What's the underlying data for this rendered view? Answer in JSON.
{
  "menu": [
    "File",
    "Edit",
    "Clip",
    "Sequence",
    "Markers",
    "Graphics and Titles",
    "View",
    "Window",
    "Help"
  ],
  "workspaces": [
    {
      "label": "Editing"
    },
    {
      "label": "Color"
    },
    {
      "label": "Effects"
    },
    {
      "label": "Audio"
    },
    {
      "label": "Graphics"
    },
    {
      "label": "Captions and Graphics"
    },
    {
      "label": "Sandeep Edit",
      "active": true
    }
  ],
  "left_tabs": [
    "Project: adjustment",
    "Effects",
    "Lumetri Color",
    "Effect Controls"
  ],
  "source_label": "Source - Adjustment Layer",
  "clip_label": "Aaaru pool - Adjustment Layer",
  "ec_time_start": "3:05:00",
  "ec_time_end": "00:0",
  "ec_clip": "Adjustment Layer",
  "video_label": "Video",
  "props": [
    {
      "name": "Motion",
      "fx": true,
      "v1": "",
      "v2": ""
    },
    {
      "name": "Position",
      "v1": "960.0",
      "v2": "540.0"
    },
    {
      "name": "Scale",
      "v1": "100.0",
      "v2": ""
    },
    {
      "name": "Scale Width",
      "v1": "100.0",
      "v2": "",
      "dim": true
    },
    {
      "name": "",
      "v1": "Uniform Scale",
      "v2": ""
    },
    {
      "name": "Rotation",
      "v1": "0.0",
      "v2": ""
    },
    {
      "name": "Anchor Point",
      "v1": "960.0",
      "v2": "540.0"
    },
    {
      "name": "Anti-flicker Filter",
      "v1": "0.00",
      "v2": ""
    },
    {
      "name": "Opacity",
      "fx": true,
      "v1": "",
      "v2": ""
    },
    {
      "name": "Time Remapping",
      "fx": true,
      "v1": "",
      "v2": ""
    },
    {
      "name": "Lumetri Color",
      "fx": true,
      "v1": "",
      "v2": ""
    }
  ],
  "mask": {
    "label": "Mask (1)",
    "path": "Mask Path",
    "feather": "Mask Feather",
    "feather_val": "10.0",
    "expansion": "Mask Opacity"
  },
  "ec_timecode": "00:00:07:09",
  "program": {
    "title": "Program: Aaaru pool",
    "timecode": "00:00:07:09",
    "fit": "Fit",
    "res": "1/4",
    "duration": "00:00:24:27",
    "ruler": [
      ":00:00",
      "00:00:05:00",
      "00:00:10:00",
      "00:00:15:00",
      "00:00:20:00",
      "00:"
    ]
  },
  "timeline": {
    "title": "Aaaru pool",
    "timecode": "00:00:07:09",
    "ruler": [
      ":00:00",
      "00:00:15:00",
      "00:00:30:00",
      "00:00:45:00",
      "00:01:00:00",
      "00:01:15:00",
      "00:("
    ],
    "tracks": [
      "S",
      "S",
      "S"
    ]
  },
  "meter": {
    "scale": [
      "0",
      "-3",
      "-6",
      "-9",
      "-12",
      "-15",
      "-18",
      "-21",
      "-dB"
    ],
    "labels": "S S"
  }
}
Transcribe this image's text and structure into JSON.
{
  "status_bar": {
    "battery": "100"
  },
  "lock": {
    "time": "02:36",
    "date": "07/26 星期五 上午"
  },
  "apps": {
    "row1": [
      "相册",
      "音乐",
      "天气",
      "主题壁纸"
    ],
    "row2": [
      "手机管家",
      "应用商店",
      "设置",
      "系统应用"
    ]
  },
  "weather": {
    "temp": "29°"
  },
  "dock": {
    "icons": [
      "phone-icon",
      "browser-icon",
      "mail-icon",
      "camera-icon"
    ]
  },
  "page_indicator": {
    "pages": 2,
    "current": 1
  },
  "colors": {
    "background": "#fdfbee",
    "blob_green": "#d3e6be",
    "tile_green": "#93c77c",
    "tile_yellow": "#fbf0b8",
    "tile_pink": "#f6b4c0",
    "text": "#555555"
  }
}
********************
PROBLEM: Check all the records above and select each line where the string "Aaaru" is found.

ANSWER IN FULL:
  "clip_label": "Aaaru pool - Adjustment Layer",
    "title": "Program: Aaaru pool",
    "title": "Aaaru pool",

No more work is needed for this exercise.